TASK DETAILS: Each entry needs to be restated exactly as written.

SUPPLIED RECORDS:
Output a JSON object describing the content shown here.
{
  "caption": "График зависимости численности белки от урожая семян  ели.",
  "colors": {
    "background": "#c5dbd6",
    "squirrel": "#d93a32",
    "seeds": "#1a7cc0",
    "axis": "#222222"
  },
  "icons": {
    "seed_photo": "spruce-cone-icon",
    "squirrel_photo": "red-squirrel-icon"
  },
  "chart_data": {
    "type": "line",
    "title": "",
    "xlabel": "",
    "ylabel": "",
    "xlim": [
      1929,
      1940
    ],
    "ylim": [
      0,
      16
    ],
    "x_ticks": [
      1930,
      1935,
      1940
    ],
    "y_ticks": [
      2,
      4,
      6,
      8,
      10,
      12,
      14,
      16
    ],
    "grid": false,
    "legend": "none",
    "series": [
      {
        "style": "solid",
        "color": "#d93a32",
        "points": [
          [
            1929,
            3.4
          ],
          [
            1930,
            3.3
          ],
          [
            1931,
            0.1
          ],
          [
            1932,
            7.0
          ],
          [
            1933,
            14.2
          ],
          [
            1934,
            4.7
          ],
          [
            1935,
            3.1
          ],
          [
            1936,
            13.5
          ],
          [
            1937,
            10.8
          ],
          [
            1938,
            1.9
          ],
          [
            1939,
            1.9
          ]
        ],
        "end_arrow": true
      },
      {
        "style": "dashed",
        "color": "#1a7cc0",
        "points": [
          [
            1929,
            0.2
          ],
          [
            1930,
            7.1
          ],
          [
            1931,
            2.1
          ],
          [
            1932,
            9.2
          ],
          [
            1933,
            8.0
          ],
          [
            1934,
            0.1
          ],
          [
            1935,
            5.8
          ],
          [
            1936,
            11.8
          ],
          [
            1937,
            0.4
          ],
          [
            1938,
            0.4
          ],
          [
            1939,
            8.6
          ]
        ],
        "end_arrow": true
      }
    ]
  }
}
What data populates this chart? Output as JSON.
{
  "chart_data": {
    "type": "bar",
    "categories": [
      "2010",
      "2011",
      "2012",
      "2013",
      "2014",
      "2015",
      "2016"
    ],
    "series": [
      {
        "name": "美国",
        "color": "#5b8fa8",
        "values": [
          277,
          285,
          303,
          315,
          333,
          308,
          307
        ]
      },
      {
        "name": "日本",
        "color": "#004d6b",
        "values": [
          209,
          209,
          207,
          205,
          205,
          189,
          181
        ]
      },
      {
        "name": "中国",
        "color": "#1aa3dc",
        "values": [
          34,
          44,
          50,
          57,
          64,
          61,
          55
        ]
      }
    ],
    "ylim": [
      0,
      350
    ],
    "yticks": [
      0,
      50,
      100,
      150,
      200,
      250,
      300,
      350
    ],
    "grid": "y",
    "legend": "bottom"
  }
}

ANSWER TO THIS TASK:
Output a JSON object describing the content shown here.
{
  "caption": "График зависимости численности белки от урожая семян  ели.",
  "colors": {
    "background": "#c5dbd6",
    "squirrel": "#d93a32",
    "seeds": "#1a7cc0",
    "axis": "#222222"
  },
  "icons": {
    "seed_photo": "spruce-cone-icon",
    "squirrel_photo": "red-squirrel-icon"
  },
  "chart_data": {
    "type": "line",
    "title": "",
    "xlabel": "",
    "ylabel": "",
    "xlim": [
      1929,
      1940
    ],
    "ylim": [
      0,
      16
    ],
    "x_ticks": [
      1930,
      1935,
      1940
    ],
    "y_ticks": [
      2,
      4,
      6,
      8,
      10,
      12,
      14,
      16
    ],
    "grid": false,
    "legend": "none",
    "series": [
      {
        "style": "solid",
        "color": "#d93a32",
        "points": [
          [
            1929,
            3.4
          ],
          [
            1930,
            3.3
          ],
          [
            1931,
            0.1
          ],
          [
            1932,
            7.0
          ],
          [
            1933,
            14.2
          ],
          [
            1934,
            4.7
          ],
          [
            1935,
            3.1
          ],
          [
            1936,
            13.5
          ],
          [
            1937,
            10.8
          ],
          [
            1938,
            1.9
          ],
          [
            1939,
            1.9
          ]
        ],
        "end_arrow": true
      },
      {
        "style": "dashed",
        "color": "#1a7cc0",
        "points": [
          [
            1929,
            0.2
          ],
          [
            1930,
            7.1
          ],
          [
            1931,
            2.1
          ],
          [
            1932,
            9.2
          ],
          [
            1933,
            8.0
          ],
          [
            1934,
            0.1
          ],
          [
            1935,
            5.8
          ],
          [
            1936,
            11.8
          ],
          [
            1937,
            0.4
          ],
          [
            1938,
            0.4
          ],
          [
            1939,
            8.6
          ]
        ],
        "end_arrow": true
      }
    ]
  }
}
What data populates this chart? Output as JSON.
{
  "chart_data": {
    "type": "bar",
    "categories": [
      "2010",
      "2011",
      "2012",
      "2013",
      "2014",
      "2015",
      "2016"
    ],
    "series": [
      {
        "name": "美国",
        "color": "#5b8fa8",
        "values": [
          277,
          285,
          303,
          315,
          333,
          308,
          307
        ]
      },
      {
        "name": "日本",
        "color": "#004d6b",
        "values": [
          209,
          209,
          207,
          205,
          205,
          189,
          181
        ]
      },
      {
        "name": "中国",
        "color": "#1aa3dc",
        "values": [
          34,
          44,
          50,
          57,
          64,
          61,
          55
        ]
      }
    ],
    "ylim": [
      0,
      350
    ],
    "yticks": [
      0,
      50,
      100,
      150,
      200,
      250,
      300,
      350
    ],
    "grid": "y",
    "legend": "bottom"
  }
}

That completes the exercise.